> _EXERCISE DESCRIPTION_
Output each entry below as it stands, leaving out every picture.

═════ DATA PROVIDED ═════

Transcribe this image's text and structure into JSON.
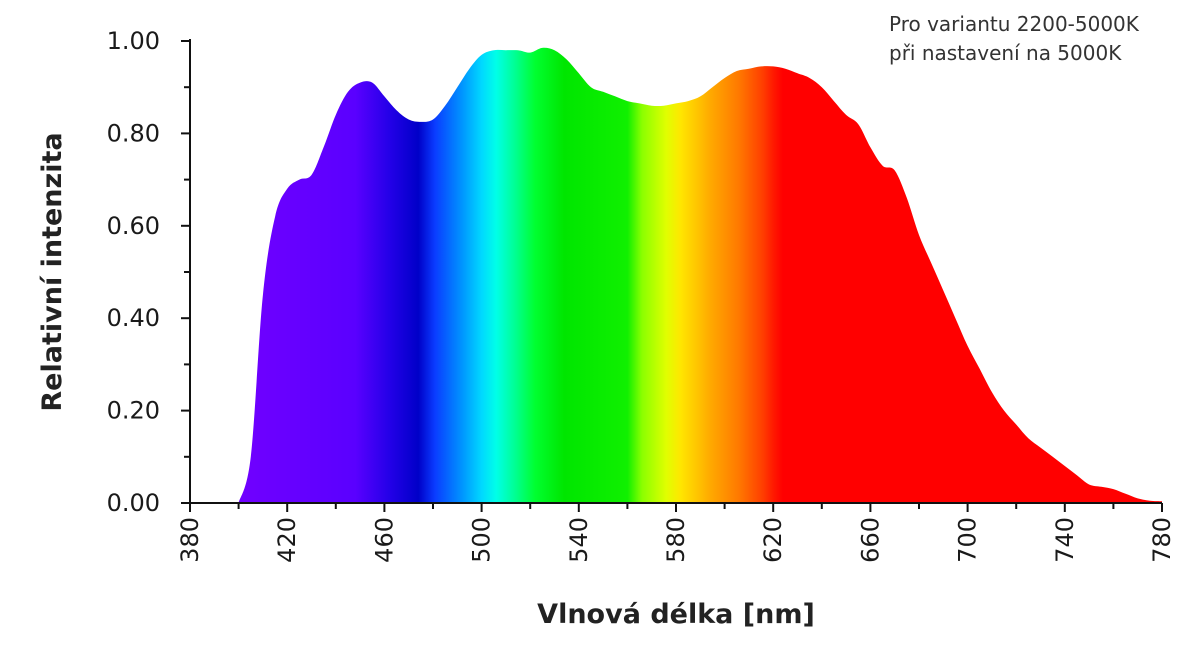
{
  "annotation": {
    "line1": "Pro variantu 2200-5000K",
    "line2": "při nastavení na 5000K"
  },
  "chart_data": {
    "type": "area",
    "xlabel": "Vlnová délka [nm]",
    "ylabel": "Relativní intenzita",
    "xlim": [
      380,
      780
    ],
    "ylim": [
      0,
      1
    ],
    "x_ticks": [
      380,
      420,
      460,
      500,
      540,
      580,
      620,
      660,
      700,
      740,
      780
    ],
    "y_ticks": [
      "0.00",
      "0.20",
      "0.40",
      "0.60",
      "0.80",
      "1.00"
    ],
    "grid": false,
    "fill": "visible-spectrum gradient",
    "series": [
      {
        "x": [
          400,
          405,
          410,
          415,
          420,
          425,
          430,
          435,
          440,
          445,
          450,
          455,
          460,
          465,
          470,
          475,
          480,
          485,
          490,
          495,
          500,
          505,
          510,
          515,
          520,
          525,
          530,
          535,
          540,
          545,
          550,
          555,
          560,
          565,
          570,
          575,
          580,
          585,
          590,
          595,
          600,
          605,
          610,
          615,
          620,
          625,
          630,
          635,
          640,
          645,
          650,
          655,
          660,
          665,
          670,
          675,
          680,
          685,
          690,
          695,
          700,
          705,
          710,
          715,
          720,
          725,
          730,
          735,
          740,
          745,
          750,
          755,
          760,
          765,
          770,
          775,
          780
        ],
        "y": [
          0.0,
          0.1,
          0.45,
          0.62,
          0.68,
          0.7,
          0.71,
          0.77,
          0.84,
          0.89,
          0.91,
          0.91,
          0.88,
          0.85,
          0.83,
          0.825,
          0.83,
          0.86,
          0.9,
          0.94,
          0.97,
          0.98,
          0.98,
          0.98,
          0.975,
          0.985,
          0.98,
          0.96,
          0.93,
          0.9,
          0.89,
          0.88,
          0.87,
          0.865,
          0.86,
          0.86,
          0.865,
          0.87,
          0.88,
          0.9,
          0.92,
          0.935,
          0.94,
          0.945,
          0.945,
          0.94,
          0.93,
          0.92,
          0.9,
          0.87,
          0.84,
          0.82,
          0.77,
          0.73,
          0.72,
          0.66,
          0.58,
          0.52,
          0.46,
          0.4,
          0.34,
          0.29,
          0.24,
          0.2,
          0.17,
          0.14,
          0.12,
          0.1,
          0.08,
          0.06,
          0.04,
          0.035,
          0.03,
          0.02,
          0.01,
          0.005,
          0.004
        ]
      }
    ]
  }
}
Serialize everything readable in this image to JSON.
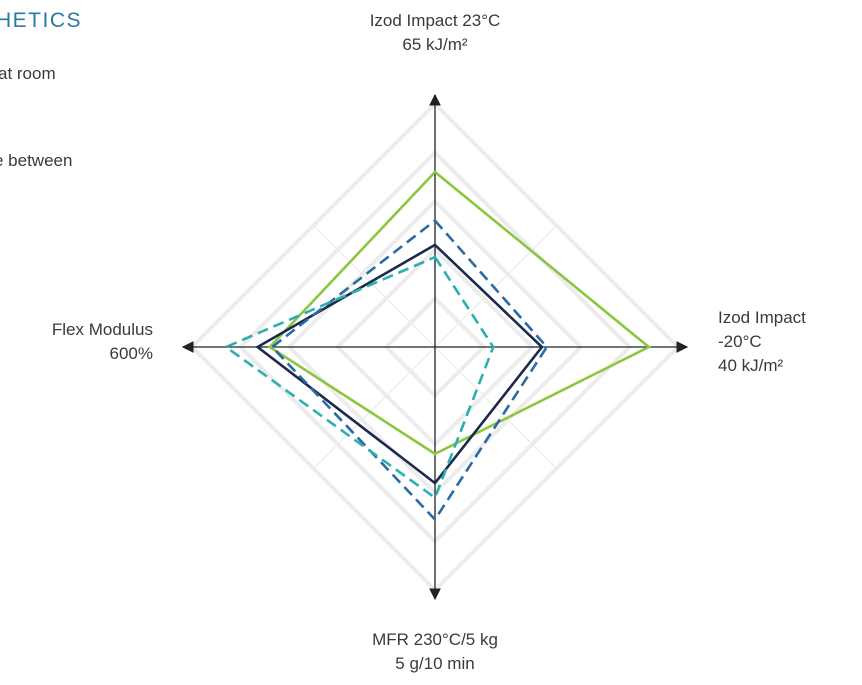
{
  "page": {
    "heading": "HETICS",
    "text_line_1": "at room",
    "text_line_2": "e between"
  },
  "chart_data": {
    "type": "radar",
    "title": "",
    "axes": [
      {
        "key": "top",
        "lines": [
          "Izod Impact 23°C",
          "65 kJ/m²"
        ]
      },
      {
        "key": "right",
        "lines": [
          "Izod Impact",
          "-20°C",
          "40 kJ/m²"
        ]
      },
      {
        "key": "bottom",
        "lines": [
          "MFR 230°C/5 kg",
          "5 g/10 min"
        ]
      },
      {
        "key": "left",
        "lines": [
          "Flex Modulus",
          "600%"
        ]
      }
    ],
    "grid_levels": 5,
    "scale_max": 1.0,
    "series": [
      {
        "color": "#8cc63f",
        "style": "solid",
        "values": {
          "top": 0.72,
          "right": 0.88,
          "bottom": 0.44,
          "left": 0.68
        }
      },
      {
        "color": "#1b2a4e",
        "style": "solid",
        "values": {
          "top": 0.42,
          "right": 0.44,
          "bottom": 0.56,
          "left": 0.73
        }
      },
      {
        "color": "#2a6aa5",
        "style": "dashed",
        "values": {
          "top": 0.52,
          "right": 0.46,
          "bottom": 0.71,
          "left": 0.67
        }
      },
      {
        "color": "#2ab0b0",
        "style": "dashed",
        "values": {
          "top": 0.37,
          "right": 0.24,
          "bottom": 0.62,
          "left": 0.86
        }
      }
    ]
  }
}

═════

> _WRITTEN REPLY_
Transcribe this image's text and structure into JSON.
{
  "annotation": {
    "line1": "Pro variantu 2200-5000K",
    "line2": "při nastavení na 5000K"
  },
  "chart_data": {
    "type": "area",
    "xlabel": "Vlnová délka [nm]",
    "ylabel": "Relativní intenzita",
    "xlim": [
      380,
      780
    ],
    "ylim": [
      0,
      1
    ],
    "x_ticks": [
      380,
      420,
      460,
      500,
      540,
      580,
      620,
      660,
      700,
      740,
      780
    ],
    "y_ticks": [
      "0.00",
      "0.20",
      "0.40",
      "0.60",
      "0.80",
      "1.00"
    ],
    "grid": false,
    "fill": "visible-spectrum gradient",
    "series": [
      {
        "x": [
          400,
          405,
          410,
          415,
          420,
          425,
          430,
          435,
          440,
          445,
          450,
          455,
          460,
          465,
          470,
          475,
          480,
          485,
          490,
          495,
          500,
          505,
          510,
          515,
          520,
          525,
          530,
          535,
          540,
          545,
          550,
          555,
          560,
          565,
          570,
          575,
          580,
          585,
          590,
          595,
          600,
          605,
          610,
          615,
          620,
          625,
          630,
          635,
          640,
          645,
          650,
          655,
          660,
          665,
          670,
          675,
          680,
          685,
          690,
          695,
          700,
          705,
          710,
          715,
          720,
          725,
          730,
          735,
          740,
          745,
          750,
          755,
          760,
          765,
          770,
          775,
          780
        ],
        "y": [
          0.0,
          0.1,
          0.45,
          0.62,
          0.68,
          0.7,
          0.71,
          0.77,
          0.84,
          0.89,
          0.91,
          0.91,
          0.88,
          0.85,
          0.83,
          0.825,
          0.83,
          0.86,
          0.9,
          0.94,
          0.97,
          0.98,
          0.98,
          0.98,
          0.975,
          0.985,
          0.98,
          0.96,
          0.93,
          0.9,
          0.89,
          0.88,
          0.87,
          0.865,
          0.86,
          0.86,
          0.865,
          0.87,
          0.88,
          0.9,
          0.92,
          0.935,
          0.94,
          0.945,
          0.945,
          0.94,
          0.93,
          0.92,
          0.9,
          0.87,
          0.84,
          0.82,
          0.77,
          0.73,
          0.72,
          0.66,
          0.58,
          0.52,
          0.46,
          0.4,
          0.34,
          0.29,
          0.24,
          0.2,
          0.17,
          0.14,
          0.12,
          0.1,
          0.08,
          0.06,
          0.04,
          0.035,
          0.03,
          0.02,
          0.01,
          0.005,
          0.004
        ]
      }
    ]
  }
}
Serialize everything readable in this image to JSON.
{
  "page": {
    "heading": "HETICS",
    "text_line_1": "at room",
    "text_line_2": "e between"
  },
  "chart_data": {
    "type": "radar",
    "title": "",
    "axes": [
      {
        "key": "top",
        "lines": [
          "Izod Impact 23°C",
          "65 kJ/m²"
        ]
      },
      {
        "key": "right",
        "lines": [
          "Izod Impact",
          "-20°C",
          "40 kJ/m²"
        ]
      },
      {
        "key": "bottom",
        "lines": [
          "MFR 230°C/5 kg",
          "5 g/10 min"
        ]
      },
      {
        "key": "left",
        "lines": [
          "Flex Modulus",
          "600%"
        ]
      }
    ],
    "grid_levels": 5,
    "scale_max": 1.0,
    "series": [
      {
        "color": "#8cc63f",
        "style": "solid",
        "values": {
          "top": 0.72,
          "right": 0.88,
          "bottom": 0.44,
          "left": 0.68
        }
      },
      {
        "color": "#1b2a4e",
        "style": "solid",
        "values": {
          "top": 0.42,
          "right": 0.44,
          "bottom": 0.56,
          "left": 0.73
        }
      },
      {
        "color": "#2a6aa5",
        "style": "dashed",
        "values": {
          "top": 0.52,
          "right": 0.46,
          "bottom": 0.71,
          "left": 0.67
        }
      },
      {
        "color": "#2ab0b0",
        "style": "dashed",
        "values": {
          "top": 0.37,
          "right": 0.24,
          "bottom": 0.62,
          "left": 0.86
        }
      }
    ]
  }
}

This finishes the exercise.